> [Exercise objective] Extract every line of the data below that contains the string "COMPUTER". Treat case as significant.

%%

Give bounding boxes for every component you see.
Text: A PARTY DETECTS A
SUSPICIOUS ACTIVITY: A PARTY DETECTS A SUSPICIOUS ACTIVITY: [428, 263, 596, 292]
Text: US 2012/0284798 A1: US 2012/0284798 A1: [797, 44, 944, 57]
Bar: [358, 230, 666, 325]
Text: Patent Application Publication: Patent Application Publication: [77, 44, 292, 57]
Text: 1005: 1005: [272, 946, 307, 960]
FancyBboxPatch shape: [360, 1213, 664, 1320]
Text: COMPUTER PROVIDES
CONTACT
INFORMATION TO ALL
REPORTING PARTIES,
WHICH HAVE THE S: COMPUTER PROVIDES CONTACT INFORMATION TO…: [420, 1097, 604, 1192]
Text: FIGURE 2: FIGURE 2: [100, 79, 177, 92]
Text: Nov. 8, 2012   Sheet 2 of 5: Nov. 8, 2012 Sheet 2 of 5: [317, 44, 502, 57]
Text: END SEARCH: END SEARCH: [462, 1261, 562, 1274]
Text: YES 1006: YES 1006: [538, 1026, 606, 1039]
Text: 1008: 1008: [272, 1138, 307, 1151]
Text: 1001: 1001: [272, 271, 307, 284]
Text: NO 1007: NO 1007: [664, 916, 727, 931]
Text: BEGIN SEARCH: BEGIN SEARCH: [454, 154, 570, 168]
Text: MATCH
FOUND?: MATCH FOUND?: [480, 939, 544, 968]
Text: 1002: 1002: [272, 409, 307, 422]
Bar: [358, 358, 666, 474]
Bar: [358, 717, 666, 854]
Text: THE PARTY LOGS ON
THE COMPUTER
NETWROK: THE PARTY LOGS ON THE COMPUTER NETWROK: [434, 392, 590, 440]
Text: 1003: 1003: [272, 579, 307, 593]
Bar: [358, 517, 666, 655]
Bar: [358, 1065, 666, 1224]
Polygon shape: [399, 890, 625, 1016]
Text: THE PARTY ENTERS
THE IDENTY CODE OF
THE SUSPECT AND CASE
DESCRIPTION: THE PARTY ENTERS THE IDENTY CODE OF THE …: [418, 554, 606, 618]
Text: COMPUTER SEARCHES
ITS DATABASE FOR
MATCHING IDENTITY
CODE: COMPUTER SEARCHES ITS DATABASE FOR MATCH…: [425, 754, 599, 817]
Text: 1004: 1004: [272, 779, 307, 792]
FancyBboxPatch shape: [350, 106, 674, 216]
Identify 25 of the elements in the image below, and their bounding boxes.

%%
%%

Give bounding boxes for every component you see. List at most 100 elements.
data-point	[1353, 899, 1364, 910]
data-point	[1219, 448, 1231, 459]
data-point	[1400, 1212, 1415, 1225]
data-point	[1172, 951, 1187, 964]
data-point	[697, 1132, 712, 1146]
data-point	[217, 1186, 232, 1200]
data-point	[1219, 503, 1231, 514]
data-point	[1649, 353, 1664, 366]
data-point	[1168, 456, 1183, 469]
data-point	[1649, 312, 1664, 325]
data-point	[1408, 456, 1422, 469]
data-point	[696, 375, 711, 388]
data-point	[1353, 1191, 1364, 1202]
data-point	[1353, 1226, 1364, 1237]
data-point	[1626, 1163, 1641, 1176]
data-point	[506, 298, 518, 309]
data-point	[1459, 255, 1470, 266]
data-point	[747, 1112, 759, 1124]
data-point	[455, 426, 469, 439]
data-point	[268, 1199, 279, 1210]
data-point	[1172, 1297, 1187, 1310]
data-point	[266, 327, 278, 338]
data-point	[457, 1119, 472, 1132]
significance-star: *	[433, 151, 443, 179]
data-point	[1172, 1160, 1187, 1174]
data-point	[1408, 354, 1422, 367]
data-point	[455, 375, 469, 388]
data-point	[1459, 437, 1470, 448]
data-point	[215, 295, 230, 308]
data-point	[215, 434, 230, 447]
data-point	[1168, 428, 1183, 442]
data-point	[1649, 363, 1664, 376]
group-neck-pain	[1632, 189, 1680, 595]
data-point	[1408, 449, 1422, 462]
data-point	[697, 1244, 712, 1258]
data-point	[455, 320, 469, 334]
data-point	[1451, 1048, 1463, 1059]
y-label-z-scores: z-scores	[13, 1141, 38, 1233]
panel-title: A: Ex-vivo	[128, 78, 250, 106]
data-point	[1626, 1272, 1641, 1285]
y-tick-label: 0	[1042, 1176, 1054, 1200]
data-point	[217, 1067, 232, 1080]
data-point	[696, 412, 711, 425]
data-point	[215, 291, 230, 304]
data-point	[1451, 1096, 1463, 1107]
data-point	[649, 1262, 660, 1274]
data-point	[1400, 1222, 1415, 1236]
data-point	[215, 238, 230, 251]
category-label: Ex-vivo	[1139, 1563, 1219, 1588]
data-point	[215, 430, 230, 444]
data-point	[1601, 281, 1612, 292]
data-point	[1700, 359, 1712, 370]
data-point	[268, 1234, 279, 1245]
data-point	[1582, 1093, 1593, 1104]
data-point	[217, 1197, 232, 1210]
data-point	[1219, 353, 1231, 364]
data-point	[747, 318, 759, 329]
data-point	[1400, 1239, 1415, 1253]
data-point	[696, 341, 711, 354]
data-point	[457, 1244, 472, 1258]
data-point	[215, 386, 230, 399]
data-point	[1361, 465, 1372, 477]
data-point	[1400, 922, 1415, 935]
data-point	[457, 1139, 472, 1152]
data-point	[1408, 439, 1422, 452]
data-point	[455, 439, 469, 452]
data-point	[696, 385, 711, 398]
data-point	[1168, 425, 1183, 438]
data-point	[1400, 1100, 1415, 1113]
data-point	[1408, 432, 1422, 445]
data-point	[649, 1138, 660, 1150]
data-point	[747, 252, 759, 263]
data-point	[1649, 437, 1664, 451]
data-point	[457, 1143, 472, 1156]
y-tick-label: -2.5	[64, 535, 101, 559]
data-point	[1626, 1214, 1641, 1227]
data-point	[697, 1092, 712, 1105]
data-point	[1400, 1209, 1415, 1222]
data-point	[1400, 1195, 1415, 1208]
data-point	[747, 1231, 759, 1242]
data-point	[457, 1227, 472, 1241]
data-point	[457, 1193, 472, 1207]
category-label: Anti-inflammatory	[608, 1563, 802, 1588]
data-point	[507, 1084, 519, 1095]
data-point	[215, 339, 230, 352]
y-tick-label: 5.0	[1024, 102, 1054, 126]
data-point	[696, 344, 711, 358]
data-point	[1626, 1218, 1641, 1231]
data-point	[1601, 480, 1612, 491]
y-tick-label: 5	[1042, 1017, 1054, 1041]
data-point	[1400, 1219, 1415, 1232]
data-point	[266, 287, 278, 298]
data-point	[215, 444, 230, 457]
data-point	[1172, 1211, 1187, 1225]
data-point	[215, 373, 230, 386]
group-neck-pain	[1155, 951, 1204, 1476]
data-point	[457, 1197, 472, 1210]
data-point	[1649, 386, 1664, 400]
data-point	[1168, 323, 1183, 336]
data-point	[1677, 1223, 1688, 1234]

%%

> [Full answer]
Text: COMPUTER PROVIDES
WHICH HAVE THE S: COMPUTER PROVIDES CONTACT INFORMATION TO…: [420, 1097, 604, 1192]
THE COMPUTER
NETWROK: THE PARTY LOGS ON THE COMPUTER NETWROK: [434, 392, 590, 440]
Text: COMPUTER SEARCHES
CODE: COMPUTER SEARCHES ITS DATABASE FOR MATCH…: [425, 754, 599, 817]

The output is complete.